SUPPLIED PASSAGE:
════════════════════

How Haneen Zreika and Bachar Houli dealt with the Christchurch tragedy

Originally published by The Age.

On the afternoon when 50 Muslim New Zealanders were murdered in a Christchurch mosque, a distressed Bachar Houli left work at the Richmond Football Club and went home, while Muslim AFLW footballer, Haneen Zreika, overcame her misgivings and decided to take the field for the Giants.

On the following day, Houli returned to Punt Road Oval, where he would broach the topic of what happened in Christchurch with 70 or so kids — all of them Muslim boys under 14 who were involved in Houli’s academy.

Houli, the AFL’s most recognised Muslim, told the boys: ‘‘Be proud of who you are and keep the faith.’’

Essendon’s Adam Saad, a committed Muslim, trained with teammates on Friday morning before the carnage unfolded. Several teammates are understood to have reached out to him over the weekend.

════════════════════

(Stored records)
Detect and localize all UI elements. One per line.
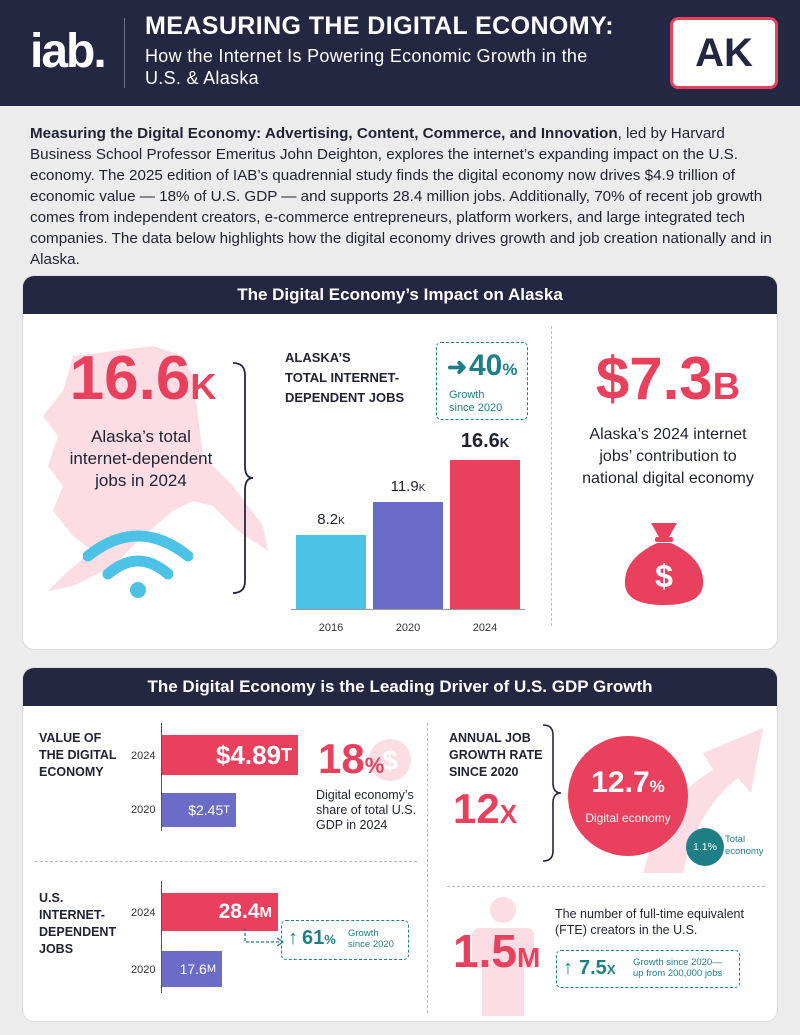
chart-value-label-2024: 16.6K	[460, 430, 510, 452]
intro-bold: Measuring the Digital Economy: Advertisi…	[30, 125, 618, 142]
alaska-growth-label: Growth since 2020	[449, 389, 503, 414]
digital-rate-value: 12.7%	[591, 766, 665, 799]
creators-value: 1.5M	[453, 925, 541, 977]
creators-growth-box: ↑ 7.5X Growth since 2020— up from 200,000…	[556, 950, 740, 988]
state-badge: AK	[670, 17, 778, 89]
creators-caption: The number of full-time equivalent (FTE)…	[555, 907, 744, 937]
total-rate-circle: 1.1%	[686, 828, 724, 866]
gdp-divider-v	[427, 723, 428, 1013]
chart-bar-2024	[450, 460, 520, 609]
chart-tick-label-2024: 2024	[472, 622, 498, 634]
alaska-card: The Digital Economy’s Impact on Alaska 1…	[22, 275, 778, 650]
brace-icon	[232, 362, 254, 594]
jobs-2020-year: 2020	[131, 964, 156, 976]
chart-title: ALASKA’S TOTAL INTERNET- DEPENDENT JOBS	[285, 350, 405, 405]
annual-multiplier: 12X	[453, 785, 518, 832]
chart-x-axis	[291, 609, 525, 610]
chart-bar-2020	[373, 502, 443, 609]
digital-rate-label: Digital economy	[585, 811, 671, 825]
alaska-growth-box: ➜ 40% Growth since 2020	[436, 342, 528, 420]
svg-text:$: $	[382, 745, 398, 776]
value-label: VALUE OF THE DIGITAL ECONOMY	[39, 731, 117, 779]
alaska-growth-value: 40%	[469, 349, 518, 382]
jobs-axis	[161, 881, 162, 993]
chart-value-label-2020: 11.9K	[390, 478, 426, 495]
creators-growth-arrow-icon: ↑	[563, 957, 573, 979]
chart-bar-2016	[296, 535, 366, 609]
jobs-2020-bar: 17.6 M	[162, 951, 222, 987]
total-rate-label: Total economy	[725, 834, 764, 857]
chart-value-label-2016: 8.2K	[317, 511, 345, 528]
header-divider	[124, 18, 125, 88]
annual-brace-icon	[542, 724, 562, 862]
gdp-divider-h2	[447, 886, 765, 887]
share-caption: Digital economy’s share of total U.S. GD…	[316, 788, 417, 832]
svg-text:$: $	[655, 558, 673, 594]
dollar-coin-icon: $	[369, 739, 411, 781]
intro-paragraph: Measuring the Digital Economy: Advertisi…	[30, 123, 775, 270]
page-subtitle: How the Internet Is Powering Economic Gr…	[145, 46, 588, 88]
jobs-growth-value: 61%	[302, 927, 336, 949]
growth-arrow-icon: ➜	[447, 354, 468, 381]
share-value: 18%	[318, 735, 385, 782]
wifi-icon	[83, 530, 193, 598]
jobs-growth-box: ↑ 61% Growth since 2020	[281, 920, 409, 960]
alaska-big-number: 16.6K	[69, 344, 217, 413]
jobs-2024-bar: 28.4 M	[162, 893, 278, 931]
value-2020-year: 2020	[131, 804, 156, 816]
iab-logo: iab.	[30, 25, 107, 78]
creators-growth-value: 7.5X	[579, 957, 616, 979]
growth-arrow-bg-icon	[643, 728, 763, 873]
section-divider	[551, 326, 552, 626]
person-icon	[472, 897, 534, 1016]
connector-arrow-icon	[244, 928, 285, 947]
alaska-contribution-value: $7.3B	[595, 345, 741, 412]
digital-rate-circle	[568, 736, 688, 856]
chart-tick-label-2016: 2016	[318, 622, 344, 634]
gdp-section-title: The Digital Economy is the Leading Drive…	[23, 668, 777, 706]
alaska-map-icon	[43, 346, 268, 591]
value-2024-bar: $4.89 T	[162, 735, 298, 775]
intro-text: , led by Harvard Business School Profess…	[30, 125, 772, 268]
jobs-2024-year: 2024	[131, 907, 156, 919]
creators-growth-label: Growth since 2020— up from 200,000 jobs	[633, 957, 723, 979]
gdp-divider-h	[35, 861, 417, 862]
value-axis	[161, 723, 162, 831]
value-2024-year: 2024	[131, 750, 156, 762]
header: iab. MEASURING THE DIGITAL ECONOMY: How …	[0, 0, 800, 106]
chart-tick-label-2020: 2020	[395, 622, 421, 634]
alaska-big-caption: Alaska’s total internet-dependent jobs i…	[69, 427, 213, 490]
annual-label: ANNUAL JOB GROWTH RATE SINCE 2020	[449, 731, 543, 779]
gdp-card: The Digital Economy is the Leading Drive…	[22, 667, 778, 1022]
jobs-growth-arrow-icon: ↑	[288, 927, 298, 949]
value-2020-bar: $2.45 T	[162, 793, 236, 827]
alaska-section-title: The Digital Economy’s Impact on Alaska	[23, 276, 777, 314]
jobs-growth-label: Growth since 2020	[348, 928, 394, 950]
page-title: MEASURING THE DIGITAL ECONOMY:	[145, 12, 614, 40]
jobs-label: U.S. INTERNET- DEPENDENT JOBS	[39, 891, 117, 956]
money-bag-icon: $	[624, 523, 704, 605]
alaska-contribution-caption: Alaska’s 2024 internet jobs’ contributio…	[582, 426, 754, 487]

════════════════════

TASKS TO PERFORM:
(1) Reproduce, line for line, the part of the records that opens with the line containing "430, 510, 452]" and closes with the line containing "804, 156, 816]", including both of those lines.
(2) Take the article on how Haneen Zreika and Bachar Houli responded to the Christchurch attack further, starting right after its last sentence.
The article and the records are independent sources with no connection to each other.

ANSWER SET:
(1)
chart-value-label-2024: 16.6K	[460, 430, 510, 452]
intro-bold: Measuring the Digital Economy: Advertisi…	[30, 125, 618, 142]
alaska-growth-label: Growth since 2020	[449, 389, 503, 414]
digital-rate-value: 12.7%	[591, 766, 665, 799]
creators-value: 1.5M	[453, 925, 541, 977]
creators-growth-box: ↑ 7.5X Growth since 2020— up from 200,000…	[556, 950, 740, 988]
state-badge: AK	[670, 17, 778, 89]
creators-caption: The number of full-time equivalent (FTE)…	[555, 907, 744, 937]
total-rate-circle: 1.1%	[686, 828, 724, 866]
gdp-divider-v	[427, 723, 428, 1013]
chart-bar-2024	[450, 460, 520, 609]
chart-tick-label-2024: 2024	[472, 622, 498, 634]
alaska-card: The Digital Economy’s Impact on Alaska 1…	[22, 275, 778, 650]
brace-icon	[232, 362, 254, 594]
jobs-2020-year: 2020	[131, 964, 156, 976]
chart-title: ALASKA’S TOTAL INTERNET- DEPENDENT JOBS	[285, 350, 405, 405]
annual-multiplier: 12X	[453, 785, 518, 832]
chart-x-axis	[291, 609, 525, 610]
chart-bar-2020	[373, 502, 443, 609]
digital-rate-label: Digital economy	[585, 811, 671, 825]
alaska-growth-box: ➜ 40% Growth since 2020	[436, 342, 528, 420]
svg-text:$: $	[382, 745, 398, 776]
value-label: VALUE OF THE DIGITAL ECONOMY	[39, 731, 117, 779]
alaska-growth-value: 40%	[469, 349, 518, 382]
jobs-axis	[161, 881, 162, 993]
chart-value-label-2020: 11.9K	[390, 478, 426, 495]
creators-growth-arrow-icon: ↑	[563, 957, 573, 979]
chart-bar-2016	[296, 535, 366, 609]
jobs-2020-bar: 17.6 M	[162, 951, 222, 987]
total-rate-label: Total economy	[725, 834, 764, 857]
chart-value-label-2016: 8.2K	[317, 511, 345, 528]
header-divider	[124, 18, 125, 88]
annual-brace-icon	[542, 724, 562, 862]
gdp-divider-h2	[447, 886, 765, 887]
share-caption: Digital economy’s share of total U.S. GD…	[316, 788, 417, 832]
svg-text:$: $	[655, 558, 673, 594]
dollar-coin-icon: $	[369, 739, 411, 781]
intro-paragraph: Measuring the Digital Economy: Advertisi…	[30, 123, 775, 270]
page-subtitle: How the Internet Is Powering Economic Gr…	[145, 46, 588, 88]
jobs-growth-value: 61%	[302, 927, 336, 949]
growth-arrow-icon: ➜	[447, 354, 468, 381]
share-value: 18%	[318, 735, 385, 782]
wifi-icon	[83, 530, 193, 598]
jobs-growth-box: ↑ 61% Growth since 2020	[281, 920, 409, 960]
alaska-big-number: 16.6K	[69, 344, 217, 413]
jobs-2024-bar: 28.4 M	[162, 893, 278, 931]
value-2020-year: 2020	[131, 804, 156, 816]

(2)
Zreika was in her hotel room in Canberra, about seven hours before the first bounce of the GWS v Geelong game, when she first learned of the massacre via a friend’s Snapchat. Her initial reaction was that she would not play that evening.

‘‘When it first happened, I was telling myself ‘I shouldn’t play today’.’’ But her mentor from her junior club in Sydney’s west, Amna Karra-Hassan, called and implored Haneen to play the game, for the sake of her community.

‘‘She told me, ‘you need to play tonight. We need it.’ People from our community need hope because of what happened today, but it’s something, a bit of hope.

‘‘I thought about it and I said ‘she’s right’ … she gave me something — inspire, to do something for other people, which made me play.’’

Zreika, who turns 20 in a few weeks, did watch some of the horrifying footage of Brenton Tarrant’s rampage that had been uploaded on the internet.

‘‘Yeah, I saw the video of the guy, what he’d done … yeah, I saw the actual shots.’’ She added: ‘‘I sometimes think I shouldn’t have watched it. I think [about] what he did and I have no words to explain.’’

The first call Haneen had received was from her GWS coach Alan McConnell. ‘‘Have you seen what happened?”, he asked. ‘‘I’ve seen a bit of it,’’ Zreika replied.

McConnell asked if she was OK.

‘‘Once I got off the phone, I looked and I’ve seen the live videos and that’s when it got me — I was heartbroken … like how? Why has this happened to these people? Especially when they were praying.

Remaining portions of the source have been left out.